> [Short exercise]: Gather, from the listing beneath this task, every line holding the string "Isère".

Dataset entries
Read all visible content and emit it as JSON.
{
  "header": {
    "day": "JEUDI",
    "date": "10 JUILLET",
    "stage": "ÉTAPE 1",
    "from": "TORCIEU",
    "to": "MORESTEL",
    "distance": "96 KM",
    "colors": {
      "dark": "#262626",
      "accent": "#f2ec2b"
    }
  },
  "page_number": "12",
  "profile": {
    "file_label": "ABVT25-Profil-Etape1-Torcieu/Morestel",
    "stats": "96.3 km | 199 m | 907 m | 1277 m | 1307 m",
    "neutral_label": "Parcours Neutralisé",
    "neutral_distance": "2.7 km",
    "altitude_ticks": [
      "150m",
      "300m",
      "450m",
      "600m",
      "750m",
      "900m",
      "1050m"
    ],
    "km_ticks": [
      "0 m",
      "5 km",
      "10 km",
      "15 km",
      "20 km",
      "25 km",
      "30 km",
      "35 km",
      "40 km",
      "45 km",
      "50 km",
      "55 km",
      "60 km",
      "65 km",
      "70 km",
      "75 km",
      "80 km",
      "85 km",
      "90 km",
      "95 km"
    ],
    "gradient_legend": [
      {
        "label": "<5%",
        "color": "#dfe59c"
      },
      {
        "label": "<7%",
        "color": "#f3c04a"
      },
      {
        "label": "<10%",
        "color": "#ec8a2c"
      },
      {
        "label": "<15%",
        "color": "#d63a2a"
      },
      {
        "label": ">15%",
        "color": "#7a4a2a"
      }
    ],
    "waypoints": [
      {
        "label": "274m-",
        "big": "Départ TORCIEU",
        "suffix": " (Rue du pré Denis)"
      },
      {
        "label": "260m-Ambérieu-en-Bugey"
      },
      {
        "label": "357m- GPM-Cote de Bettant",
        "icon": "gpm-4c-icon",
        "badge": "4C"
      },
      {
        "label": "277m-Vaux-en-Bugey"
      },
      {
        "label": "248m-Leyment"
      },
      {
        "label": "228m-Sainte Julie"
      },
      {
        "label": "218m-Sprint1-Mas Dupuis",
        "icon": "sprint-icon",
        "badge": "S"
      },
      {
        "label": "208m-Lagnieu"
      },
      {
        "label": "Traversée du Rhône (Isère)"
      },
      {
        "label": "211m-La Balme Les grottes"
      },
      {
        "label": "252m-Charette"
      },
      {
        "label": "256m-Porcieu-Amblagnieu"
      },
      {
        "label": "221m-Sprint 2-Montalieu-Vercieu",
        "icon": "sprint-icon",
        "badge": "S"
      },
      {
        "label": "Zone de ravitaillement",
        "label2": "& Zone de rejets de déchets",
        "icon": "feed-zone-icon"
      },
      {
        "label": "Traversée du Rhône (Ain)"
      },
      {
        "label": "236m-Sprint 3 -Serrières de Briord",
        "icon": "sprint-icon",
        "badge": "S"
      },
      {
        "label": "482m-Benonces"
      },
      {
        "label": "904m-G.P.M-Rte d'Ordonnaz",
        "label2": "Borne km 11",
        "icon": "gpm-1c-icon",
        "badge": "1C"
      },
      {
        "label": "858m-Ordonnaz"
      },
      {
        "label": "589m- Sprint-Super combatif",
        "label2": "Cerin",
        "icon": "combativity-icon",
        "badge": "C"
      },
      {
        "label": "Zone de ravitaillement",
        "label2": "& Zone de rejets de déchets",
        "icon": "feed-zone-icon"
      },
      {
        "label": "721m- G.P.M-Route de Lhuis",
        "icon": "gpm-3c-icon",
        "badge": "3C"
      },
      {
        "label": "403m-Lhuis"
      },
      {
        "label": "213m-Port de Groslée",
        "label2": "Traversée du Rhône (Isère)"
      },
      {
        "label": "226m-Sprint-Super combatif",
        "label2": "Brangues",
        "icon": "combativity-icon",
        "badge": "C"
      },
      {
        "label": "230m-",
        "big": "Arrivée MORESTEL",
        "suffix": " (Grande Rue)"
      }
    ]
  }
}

> [Final result]:
        "label": "Traversée du Rhône (Isère)"
        "label2": "Traversée du Rhône (Isère)"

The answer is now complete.